◆ PAGE TEXT
:::::
These cases, of course, arose before the enormous impact of federal regulation upon the securities markets shifted the relative importance of federal law and state law causes of action. No case in this court has been called to our attention in which we have had to consider whether or not a restrictive law of a state of incorporation on shareholder standing for derivative suit purposes — a record ownership requirement *1066for example — could defeat, in a federal court, the derivative assertion of a cause of action based on alleged violations of federal law.25 The question, however, was presented to the Second Circuit in Drachman v. Harvey, 453 F.2d 722 (2d Cir. 1972) (en banc).26 The plaintiffs in that case, whose stock had been registered in “street name” at the time of the transactions complained of, brought a derivative action alleging violations of § 10(b) of the Securities Exchange Act of 1934, 15 U.S.C. § 78j(b), which injured a California corporation. California, by statute, permits derivative suits only by registered shareholders. The court held that federal law controlled the standing issue and that the federal rule recognizing equitable stock interests was controlling.27 Judge Moore reasoned that just as it would be intolerable to permit the vagaries of state law to define securities for the purpose of federal substantive legal requirements, it would be intolerable to permit the vagaries of state law to introduce a lack of uniformity into the federal law of remedies for violations of those legal requirements.28
Any doubt as to the propriety of the Second Circuit’s approach in federalizing the law of standing to assert a federal law cause of action derivatively was removed by the decision in Bangor Punta Operations, Inc. v. Bangor & Aroostook R.R. Co., supra, in which, for the first time, the Supreme Court considered standing issues in a dual federal-state law context. In that case a purchaser acquired approximately 99% of a corporation’s stock, and then caused the corporation to assert against those from whom the stock was purchased both federal and state law causes of action for prior mismanagement. The Court analyzed the two sources of law separately. On the federal claim, which, as in this case, was based on § 10 of the Clayton Act, Justice Powell approved the district court’s holding that although the corporation was the nominal plaintiff, the suit would be treated as if the controlling stockholder was the actual plaintiff. Then, as a matter of federal law, he borrowed from state derivative suit jurisprudence the Home Fire rule29 that a purchaser who acquires his shares from one who participated in the wrongdoing cannot complain of prior acts of mismanagement. On the state law claim, he looked to the law of Maine, the place of incorporation, and found that state’s law to be identical on the standing question. The four dissenters did not agree that the Home Fire rule applied, *1067but expressed no disagreement with the assumption that a federal rule governed standing to assert a claim based on a violation of the Clayton Act. The approach taken by the Court in Bangor Punta conforms to that taken by the Second Circuit in Drachman v. Harvey, and by this court in the analogous situation presented in McClure v. Borne Chemical Co. We conclude that standing in a Rule 23.1 case to assert a derivative claim based on federal law is a federal law question, and that for the same reasons standing to object to the settlement of such a claim is a federal law question.30
It is the general rule, as well as the generally preferred view, that a pledgee of stock, whether or not that stock has been registered in the pledgee’s name on the books of the corporation, has the same right to protect his stockholder’s equity as does a pledgor.31 Certainly under pre-Erie federal equity practice, it was recognized that a pledgee of stock could pursue stockholder equitable remedies.32 That the pledgee in the case sub judice is an indenture trustee with fiduciary obligations to numerous public bond holders reinforces our conviction that the only sound federal rule is that a pledgee of stock has standing both to assert a Rule 23.1 derivative claim and to object to a settlement of that claim. Any other rule would be at variance with the evident intention of Congress, in passing the Trust Indenture Act, 15 U.S.C. § 77aaa et seq., to increase the protection of investors who depend upon the security which an indenture trustee holds in their interest. Moreover, situations will arise, as in this case, where the pledgor is the principal alleged wrongdoer. In such situations the interests of the pledgor and of the pledgee substantially conflict. A rule that would condition the pledgee’s derivative suit rights upon the willingness of the pledgor to assert them would tend to aggravate the potential for harm implicit in that conflict. In short, the only federal rule consistent with sound public policy is one which recognizes that the equitable interest of a pledgee of stock is sufficient to confer standing in a Rule 23.1 derivative action.
:::::
◆ SOURCE EXCERPT

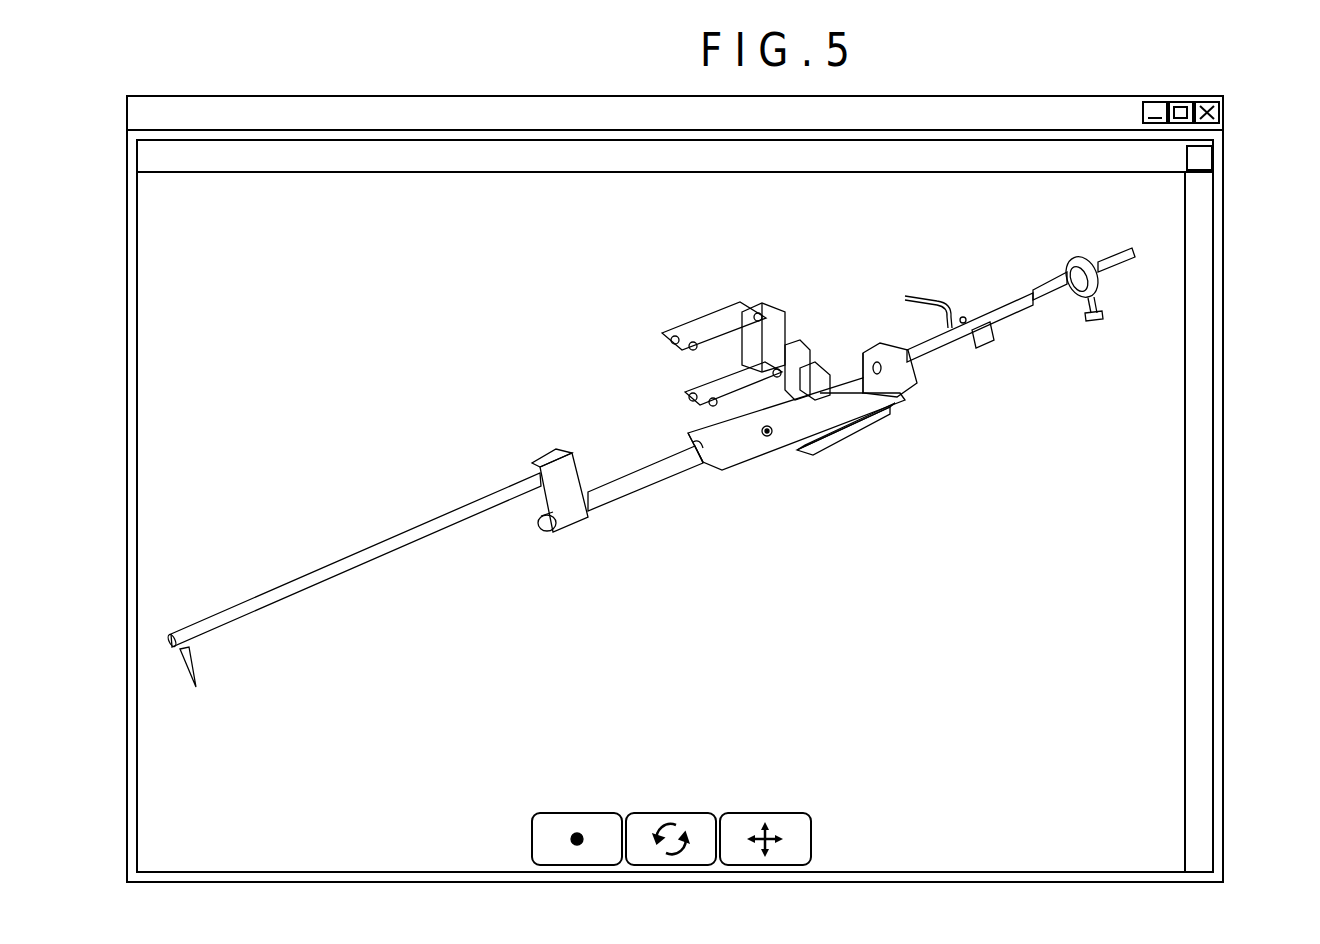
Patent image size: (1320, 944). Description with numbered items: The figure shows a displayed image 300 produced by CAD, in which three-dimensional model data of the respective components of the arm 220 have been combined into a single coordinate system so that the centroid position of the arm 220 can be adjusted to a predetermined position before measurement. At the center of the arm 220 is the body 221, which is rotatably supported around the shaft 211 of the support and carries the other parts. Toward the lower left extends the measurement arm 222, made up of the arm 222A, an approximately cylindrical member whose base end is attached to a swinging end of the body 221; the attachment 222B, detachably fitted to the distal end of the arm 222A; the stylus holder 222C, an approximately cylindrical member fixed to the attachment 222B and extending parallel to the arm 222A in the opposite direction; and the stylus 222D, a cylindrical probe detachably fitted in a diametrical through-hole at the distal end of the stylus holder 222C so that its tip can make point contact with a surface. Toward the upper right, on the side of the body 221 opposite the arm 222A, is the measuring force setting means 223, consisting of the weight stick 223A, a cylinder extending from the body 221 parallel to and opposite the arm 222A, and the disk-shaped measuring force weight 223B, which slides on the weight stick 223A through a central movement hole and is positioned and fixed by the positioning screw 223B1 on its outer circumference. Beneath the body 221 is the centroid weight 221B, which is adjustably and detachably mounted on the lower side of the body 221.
:::::
◆ EXERCISE REQUIREMENTS
- 1) Using the opinion on shareholder standing, not the data, decide whether each statement below agrees with it. Answer yes or no for each and quote the deciding words.
(a) California's statute lets only registered shareholders bring derivative suits.
(b) The four dissenters in Bangor Punta rejected the assumption that a federal rule governed standing for the Clayton Act claim.
(c) In Bangor Punta, the purchaser acquired roughly 99% of the corporation's stock.
- 2) According to the opinion on shareholder standing, whose law did Justice Powell look to for the state law claim in Bangor Punta?
- 3) Write the next part of the opinion on shareholder standing, continuing from its final sentence.

◆ REPLIES
- 1)
(a) Yes: "California, by statute, permits derivative suits only by registered shareholders."
(b) No: "but expressed no disagreement with the assumption that a federal rule governed standing to assert a claim based on a violation of the Clayton Act."
(c) Yes: "a purchaser acquired approximately 99% of a corporation’s stock"

- 2) He looked to the law of Maine, the place of incorporation.

- 3)
C. Other Sources of Law on Standing
Since the settlement order disposed of the federal securities and antitrust claims as well as the state law claims in a single package without differentiating between them, what we have already said disposes of the standing issue. Thus, we have no need to inquire into whether or not Irving, which claims that the settlement adversely affected the value of its security, would have standing to intervene under Rule 24(a)(2) or (b)(2), even if it did not have Rule 23.1 standing. Nor need we explore whether or not the law of Delaware or that of some other jurisdiction would govern Irving’s standing if only a state law claim were involved in the case.33
*1068IV. THE JUDGEMENT BAR CONTENTION
Appellees, however, urge that even if Irving had standing to object to the fairness of the settlement, it was precluded from doing so because that issue had already been litigated in the reorganization court and had resulted in a final order approving the settlement. Irving was, of course, a claimant in the reorganization proceedings. The trustees of Penn Central had applied to the reorganization court for permission to subscribe to the settlement, and Irving had participated in the hearing which resulted in the order granting it. This ground for precluding Irving in the instant case was never presented to or considered by the district court. In any event, those parts of the record in the reorganization court to which we have been referred make it clear beyond peradventure that Judge Fullam explicitly refrained from ruling on the fairness of the settlement to anyone other than the estate of the debtor.34 Appellees’ res judicata contention is simply frivolous.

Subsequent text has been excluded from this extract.